> **LISTED ENTRIES**

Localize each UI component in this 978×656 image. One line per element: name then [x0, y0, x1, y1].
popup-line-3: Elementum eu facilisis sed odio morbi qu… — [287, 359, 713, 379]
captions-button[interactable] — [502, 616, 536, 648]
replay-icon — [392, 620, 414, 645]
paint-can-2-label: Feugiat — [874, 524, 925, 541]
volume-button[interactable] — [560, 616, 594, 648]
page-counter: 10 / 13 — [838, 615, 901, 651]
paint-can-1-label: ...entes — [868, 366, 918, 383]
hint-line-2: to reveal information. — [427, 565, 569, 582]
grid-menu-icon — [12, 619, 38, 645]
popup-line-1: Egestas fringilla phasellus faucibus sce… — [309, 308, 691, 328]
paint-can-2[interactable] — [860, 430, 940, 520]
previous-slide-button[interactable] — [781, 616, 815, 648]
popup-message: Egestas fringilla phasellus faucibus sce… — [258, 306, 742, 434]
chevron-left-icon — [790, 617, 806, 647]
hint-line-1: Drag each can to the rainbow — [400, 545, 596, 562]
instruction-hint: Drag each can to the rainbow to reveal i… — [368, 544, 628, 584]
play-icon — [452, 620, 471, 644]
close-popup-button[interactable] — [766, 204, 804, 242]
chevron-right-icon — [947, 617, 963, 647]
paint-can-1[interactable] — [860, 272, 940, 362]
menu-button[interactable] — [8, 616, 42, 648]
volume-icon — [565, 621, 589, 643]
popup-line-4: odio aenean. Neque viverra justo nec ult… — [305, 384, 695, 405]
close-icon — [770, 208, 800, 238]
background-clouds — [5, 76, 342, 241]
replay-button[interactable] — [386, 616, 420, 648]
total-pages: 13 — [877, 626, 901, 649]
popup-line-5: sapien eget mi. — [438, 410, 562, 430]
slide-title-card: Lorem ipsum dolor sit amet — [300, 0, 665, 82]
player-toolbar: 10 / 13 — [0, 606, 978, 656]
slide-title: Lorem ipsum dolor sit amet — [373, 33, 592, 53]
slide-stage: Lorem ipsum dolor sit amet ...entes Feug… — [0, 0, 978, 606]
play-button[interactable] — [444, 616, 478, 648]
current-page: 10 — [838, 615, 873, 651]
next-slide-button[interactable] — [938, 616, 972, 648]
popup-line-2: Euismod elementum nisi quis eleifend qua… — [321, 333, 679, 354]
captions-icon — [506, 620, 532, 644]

> **TASK DESCRIPTION**
Please return all of the lines above exactly as they appear, with nothing changed.

> **EXERCISE OUTPUT**
Localize each UI component in this 978×656 image. One line per element: name then [x0, y0, x1, y1].
popup-line-3: Elementum eu facilisis sed odio morbi qu… — [287, 359, 713, 379]
captions-button[interactable] — [502, 616, 536, 648]
replay-icon — [392, 620, 414, 645]
paint-can-2-label: Feugiat — [874, 524, 925, 541]
volume-button[interactable] — [560, 616, 594, 648]
page-counter: 10 / 13 — [838, 615, 901, 651]
paint-can-1-label: ...entes — [868, 366, 918, 383]
hint-line-2: to reveal information. — [427, 565, 569, 582]
grid-menu-icon — [12, 619, 38, 645]
popup-line-1: Egestas fringilla phasellus faucibus sce… — [309, 308, 691, 328]
paint-can-2[interactable] — [860, 430, 940, 520]
previous-slide-button[interactable] — [781, 616, 815, 648]
popup-message: Egestas fringilla phasellus faucibus sce… — [258, 306, 742, 434]
chevron-left-icon — [790, 617, 806, 647]
hint-line-1: Drag each can to the rainbow — [400, 545, 596, 562]
instruction-hint: Drag each can to the rainbow to reveal i… — [368, 544, 628, 584]
play-icon — [452, 620, 471, 644]
close-popup-button[interactable] — [766, 204, 804, 242]
chevron-right-icon — [947, 617, 963, 647]
paint-can-1[interactable] — [860, 272, 940, 362]
menu-button[interactable] — [8, 616, 42, 648]
volume-icon — [565, 621, 589, 643]
popup-line-4: odio aenean. Neque viverra justo nec ult… — [305, 384, 695, 405]
close-icon — [770, 208, 800, 238]
background-clouds — [5, 76, 342, 241]
replay-button[interactable] — [386, 616, 420, 648]
total-pages: 13 — [877, 626, 901, 649]
popup-line-5: sapien eget mi. — [438, 410, 562, 430]
slide-title-card: Lorem ipsum dolor sit amet — [300, 0, 665, 82]
player-toolbar: 10 / 13 — [0, 606, 978, 656]
slide-title: Lorem ipsum dolor sit amet — [373, 33, 592, 53]
slide-stage: Lorem ipsum dolor sit amet ...entes Feug… — [0, 0, 978, 606]
play-button[interactable] — [444, 616, 478, 648]
current-page: 10 — [838, 615, 873, 651]
next-slide-button[interactable] — [938, 616, 972, 648]
popup-line-2: Euismod elementum nisi quis eleifend qua… — [321, 333, 679, 354]
captions-icon — [506, 620, 532, 644]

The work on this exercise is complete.